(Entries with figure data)
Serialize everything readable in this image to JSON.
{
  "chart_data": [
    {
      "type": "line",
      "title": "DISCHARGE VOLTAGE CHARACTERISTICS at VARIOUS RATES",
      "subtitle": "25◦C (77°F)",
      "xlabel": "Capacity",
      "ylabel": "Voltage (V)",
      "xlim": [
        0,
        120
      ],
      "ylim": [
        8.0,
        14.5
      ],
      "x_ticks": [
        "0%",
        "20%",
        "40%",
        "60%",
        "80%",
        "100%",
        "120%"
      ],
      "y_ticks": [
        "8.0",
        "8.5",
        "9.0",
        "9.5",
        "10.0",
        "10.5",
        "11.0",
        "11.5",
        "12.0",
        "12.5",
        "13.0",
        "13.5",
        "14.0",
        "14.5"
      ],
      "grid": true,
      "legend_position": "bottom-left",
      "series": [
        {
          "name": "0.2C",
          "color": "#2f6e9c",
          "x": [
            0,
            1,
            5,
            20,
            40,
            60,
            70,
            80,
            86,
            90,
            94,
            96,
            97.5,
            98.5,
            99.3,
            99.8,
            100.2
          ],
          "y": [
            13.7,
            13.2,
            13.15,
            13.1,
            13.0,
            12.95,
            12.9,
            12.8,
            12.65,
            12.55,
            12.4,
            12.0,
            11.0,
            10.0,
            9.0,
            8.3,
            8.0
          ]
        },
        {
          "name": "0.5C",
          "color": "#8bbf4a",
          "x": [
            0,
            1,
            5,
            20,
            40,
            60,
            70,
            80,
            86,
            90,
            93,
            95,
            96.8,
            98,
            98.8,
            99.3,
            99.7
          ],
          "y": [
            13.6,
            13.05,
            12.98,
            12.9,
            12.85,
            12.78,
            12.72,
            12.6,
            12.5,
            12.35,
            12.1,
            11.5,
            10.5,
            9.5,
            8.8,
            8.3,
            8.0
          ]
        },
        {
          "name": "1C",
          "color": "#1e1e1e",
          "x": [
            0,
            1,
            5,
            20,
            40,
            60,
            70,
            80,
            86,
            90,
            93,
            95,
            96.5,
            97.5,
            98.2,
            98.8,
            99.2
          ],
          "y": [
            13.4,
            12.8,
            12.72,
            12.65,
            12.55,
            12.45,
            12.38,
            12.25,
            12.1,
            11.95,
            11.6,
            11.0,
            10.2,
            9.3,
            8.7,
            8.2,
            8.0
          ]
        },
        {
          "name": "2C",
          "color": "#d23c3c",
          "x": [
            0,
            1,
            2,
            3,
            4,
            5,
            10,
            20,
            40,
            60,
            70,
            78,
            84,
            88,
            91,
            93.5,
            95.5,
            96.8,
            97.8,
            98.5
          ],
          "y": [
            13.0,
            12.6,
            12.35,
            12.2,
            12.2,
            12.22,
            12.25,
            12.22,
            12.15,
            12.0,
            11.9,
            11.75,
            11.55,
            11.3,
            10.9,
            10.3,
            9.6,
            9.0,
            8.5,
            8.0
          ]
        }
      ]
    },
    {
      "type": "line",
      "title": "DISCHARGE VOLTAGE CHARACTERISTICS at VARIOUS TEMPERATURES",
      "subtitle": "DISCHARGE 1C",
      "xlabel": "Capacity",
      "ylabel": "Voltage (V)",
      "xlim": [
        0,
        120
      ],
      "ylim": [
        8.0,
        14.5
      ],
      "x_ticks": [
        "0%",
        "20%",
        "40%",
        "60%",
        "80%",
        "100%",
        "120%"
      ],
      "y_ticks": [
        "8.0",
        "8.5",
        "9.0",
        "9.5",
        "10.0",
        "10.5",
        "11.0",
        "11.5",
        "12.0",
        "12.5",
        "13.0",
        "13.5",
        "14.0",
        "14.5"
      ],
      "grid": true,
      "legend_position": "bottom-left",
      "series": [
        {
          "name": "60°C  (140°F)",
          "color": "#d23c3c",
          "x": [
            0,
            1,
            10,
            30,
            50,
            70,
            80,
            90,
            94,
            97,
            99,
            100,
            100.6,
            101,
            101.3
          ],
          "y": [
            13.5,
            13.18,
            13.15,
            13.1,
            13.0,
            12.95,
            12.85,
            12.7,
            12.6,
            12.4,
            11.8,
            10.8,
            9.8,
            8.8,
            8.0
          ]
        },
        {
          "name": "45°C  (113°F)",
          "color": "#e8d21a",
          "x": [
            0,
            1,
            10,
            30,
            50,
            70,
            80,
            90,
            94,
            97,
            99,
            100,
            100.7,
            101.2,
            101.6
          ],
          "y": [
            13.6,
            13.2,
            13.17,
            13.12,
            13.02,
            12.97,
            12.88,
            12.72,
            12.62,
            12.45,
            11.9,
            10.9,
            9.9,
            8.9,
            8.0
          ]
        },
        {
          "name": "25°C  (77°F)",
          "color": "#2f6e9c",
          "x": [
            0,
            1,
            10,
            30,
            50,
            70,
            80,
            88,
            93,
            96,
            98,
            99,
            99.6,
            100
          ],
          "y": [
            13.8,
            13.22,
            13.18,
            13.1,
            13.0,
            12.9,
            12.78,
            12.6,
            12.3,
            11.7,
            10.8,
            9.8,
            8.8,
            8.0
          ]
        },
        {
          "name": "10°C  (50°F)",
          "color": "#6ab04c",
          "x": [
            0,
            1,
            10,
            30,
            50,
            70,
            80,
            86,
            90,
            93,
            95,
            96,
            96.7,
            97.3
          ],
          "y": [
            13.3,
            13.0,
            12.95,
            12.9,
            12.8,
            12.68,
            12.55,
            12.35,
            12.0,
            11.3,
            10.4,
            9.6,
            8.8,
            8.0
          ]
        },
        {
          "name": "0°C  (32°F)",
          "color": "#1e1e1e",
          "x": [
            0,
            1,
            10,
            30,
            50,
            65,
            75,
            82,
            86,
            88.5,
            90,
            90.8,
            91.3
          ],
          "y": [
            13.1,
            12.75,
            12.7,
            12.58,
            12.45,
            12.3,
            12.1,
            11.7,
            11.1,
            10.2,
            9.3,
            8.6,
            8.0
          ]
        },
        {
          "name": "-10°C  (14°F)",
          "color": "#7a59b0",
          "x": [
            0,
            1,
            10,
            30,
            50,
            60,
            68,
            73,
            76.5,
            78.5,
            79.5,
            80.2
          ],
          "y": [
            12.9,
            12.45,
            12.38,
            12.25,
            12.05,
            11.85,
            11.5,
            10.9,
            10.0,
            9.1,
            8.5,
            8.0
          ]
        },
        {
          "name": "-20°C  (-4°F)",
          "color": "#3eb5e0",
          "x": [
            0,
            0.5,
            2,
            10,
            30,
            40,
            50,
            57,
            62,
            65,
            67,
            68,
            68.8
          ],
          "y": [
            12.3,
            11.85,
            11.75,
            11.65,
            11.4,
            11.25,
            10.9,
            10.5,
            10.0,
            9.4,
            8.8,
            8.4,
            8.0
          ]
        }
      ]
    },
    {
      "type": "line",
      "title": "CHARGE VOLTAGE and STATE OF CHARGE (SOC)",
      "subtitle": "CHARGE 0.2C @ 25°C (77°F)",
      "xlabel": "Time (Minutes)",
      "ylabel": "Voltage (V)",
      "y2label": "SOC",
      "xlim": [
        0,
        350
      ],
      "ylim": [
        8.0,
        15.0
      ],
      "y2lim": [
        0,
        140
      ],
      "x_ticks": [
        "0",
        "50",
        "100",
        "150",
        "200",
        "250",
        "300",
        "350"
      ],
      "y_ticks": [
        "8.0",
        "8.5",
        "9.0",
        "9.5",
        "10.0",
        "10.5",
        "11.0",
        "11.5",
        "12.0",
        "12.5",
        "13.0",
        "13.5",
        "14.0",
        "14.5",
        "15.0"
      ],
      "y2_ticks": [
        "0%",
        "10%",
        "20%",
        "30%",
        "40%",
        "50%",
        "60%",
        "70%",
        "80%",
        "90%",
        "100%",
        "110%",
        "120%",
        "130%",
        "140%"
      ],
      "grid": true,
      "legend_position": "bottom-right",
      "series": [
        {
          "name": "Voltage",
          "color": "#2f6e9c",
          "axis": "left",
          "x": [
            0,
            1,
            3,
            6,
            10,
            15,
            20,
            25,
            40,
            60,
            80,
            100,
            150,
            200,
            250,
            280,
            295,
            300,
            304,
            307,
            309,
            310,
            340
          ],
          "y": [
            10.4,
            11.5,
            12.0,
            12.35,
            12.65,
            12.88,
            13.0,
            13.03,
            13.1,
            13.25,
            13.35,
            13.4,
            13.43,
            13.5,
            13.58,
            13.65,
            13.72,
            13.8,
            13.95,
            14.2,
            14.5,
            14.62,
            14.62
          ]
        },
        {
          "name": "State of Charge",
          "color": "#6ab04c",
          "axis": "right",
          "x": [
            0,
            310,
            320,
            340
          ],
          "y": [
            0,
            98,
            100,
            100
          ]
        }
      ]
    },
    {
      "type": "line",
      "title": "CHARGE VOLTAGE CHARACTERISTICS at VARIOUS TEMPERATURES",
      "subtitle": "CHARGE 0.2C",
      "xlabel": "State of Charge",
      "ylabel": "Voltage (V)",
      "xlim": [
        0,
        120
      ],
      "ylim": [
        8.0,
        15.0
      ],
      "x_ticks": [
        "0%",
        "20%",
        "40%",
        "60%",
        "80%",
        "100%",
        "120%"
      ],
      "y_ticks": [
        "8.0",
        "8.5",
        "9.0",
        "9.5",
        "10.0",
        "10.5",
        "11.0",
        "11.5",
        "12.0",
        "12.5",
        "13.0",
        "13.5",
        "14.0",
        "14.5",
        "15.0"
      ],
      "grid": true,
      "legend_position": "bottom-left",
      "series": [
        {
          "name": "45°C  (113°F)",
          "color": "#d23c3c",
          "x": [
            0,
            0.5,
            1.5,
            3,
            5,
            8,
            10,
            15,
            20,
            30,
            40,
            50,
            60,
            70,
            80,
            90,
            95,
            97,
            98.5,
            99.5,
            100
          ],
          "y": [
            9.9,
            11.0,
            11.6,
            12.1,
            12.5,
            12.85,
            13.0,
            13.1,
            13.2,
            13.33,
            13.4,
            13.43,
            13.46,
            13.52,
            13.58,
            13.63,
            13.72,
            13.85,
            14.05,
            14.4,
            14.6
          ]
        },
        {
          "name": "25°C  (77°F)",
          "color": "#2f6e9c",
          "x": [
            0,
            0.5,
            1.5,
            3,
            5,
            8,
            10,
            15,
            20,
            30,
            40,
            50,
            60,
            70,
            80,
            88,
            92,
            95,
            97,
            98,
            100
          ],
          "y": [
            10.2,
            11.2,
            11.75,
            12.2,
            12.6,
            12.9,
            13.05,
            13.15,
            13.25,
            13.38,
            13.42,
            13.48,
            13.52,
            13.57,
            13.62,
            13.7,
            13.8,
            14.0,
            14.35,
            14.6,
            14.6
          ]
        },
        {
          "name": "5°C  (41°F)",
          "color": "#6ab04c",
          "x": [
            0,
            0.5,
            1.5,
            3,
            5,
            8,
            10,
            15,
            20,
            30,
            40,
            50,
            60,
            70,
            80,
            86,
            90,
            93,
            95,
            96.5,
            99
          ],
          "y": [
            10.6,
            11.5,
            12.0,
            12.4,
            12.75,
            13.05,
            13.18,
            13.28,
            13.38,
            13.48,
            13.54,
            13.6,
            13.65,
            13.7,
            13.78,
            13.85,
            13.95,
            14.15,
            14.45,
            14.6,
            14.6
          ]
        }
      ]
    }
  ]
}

● **PROBLEM DESCRIPTION**: Look for the word "TEMPERATURES" and return every line where it occurs.

● **WRITTEN SOLUTION**:
      "title": "DISCHARGE VOLTAGE CHARACTERISTICS at VARIOUS TEMPERATURES",
      "title": "CHARGE VOLTAGE CHARACTERISTICS at VARIOUS TEMPERATURES",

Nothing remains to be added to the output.